(Source data)
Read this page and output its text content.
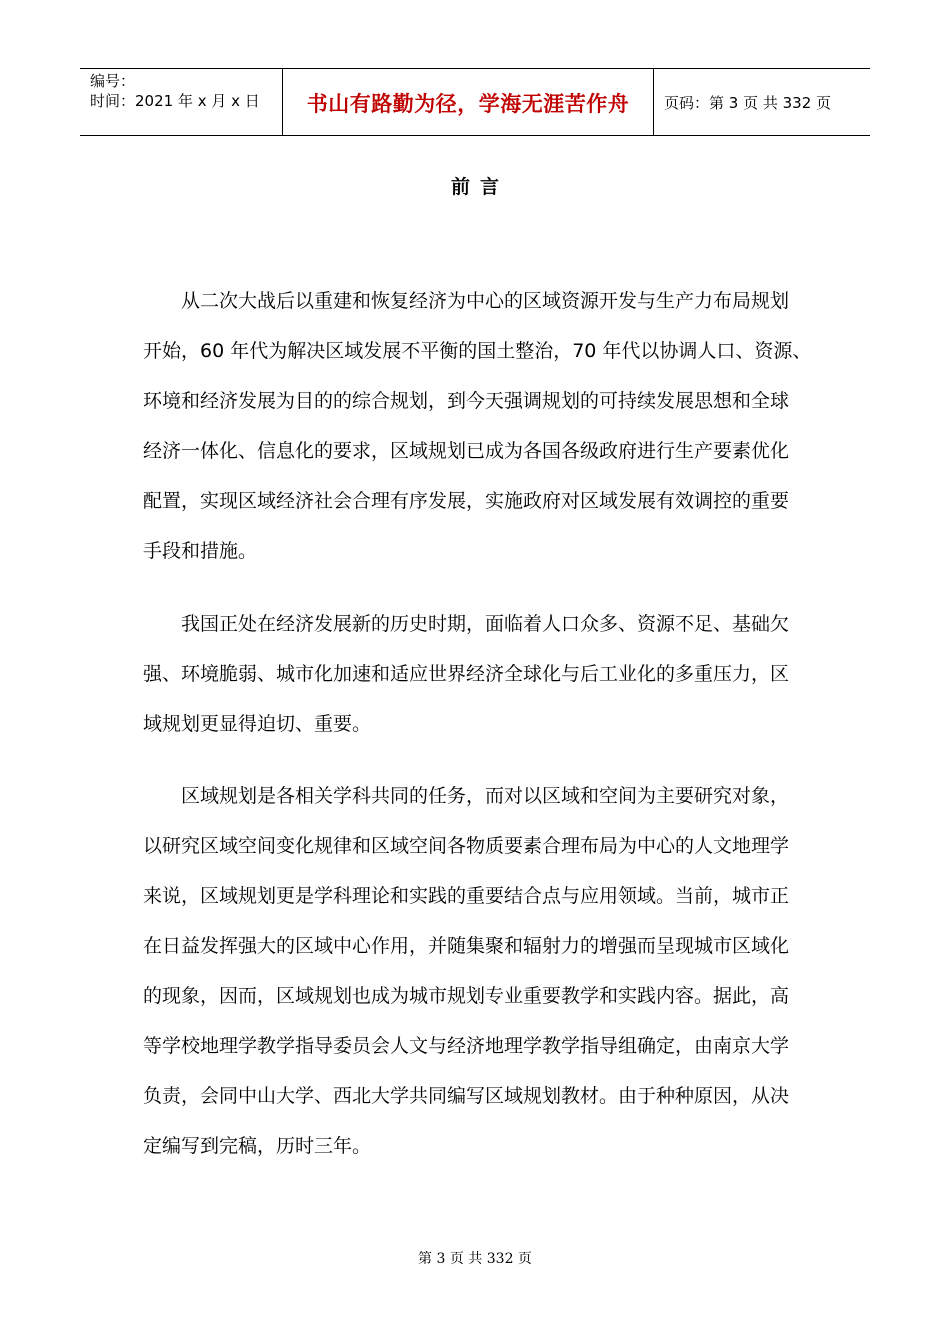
编号：
时间：2021 年 x 月 x 日	书山有路勤为径，学海无涯苦作舟	页码：第 3 页 共 332 页
前言
从二次大战后以重建和恢复经济为中心的区域资源开发与生产力布局规划
开始，60 年代为解决区域发展不平衡的国土整治，70 年代以协调人口、资源、
环境和经济发展为目的的综合规划，到今天强调规划的可持续发展思想和全球
经济一体化、信息化的要求，区域规划已成为各国各级政府进行生产要素优化
配置，实现区域经济社会合理有序发展，实施政府对区域发展有效调控的重要
手段和措施。
我国正处在经济发展新的历史时期，面临着人口众多、资源不足、基础欠
强、环境脆弱、城市化加速和适应世界经济全球化与后工业化的多重压力，区
域规划更显得迫切、重要。
区域规划是各相关学科共同的任务，而对以区域和空间为主要研究对象，
以研究区域空间变化规律和区域空间各物质要素合理布局为中心的人文地理学
来说，区域规划更是学科理论和实践的重要结合点与应用领域。当前，城市正
在日益发挥强大的区域中心作用，并随集聚和辐射力的增强而呈现城市区域化
的现象，因而，区域规划也成为城市规划专业重要教学和实践内容。据此，高
等学校地理学教学指导委员会人文与经济地理学教学指导组确定，由南京大学
负责，会同中山大学、西北大学共同编写区域规划教材。由于种种原因，从决
定编写到完稿，历时三年。
第 3 页 共 332 页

▶ _TASK BRIEF_:
Quote the entries in full. Any image among them is to be omitted from the copy.

▶ _FULL RESPONSE_:
Read this page and output its text content.
编号：
时间：2021 年 x 月 x 日	书山有路勤为径，学海无涯苦作舟	页码：第 3 页 共 332 页
前言
从二次大战后以重建和恢复经济为中心的区域资源开发与生产力布局规划
开始，60 年代为解决区域发展不平衡的国土整治，70 年代以协调人口、资源、
环境和经济发展为目的的综合规划，到今天强调规划的可持续发展思想和全球
经济一体化、信息化的要求，区域规划已成为各国各级政府进行生产要素优化
配置，实现区域经济社会合理有序发展，实施政府对区域发展有效调控的重要
手段和措施。
我国正处在经济发展新的历史时期，面临着人口众多、资源不足、基础欠
强、环境脆弱、城市化加速和适应世界经济全球化与后工业化的多重压力，区
域规划更显得迫切、重要。
区域规划是各相关学科共同的任务，而对以区域和空间为主要研究对象，
以研究区域空间变化规律和区域空间各物质要素合理布局为中心的人文地理学
来说，区域规划更是学科理论和实践的重要结合点与应用领域。当前，城市正
在日益发挥强大的区域中心作用，并随集聚和辐射力的增强而呈现城市区域化
的现象，因而，区域规划也成为城市规划专业重要教学和实践内容。据此，高
等学校地理学教学指导委员会人文与经济地理学教学指导组确定，由南京大学
负责，会同中山大学、西北大学共同编写区域规划教材。由于种种原因，从决
定编写到完稿，历时三年。
第 3 页 共 332 页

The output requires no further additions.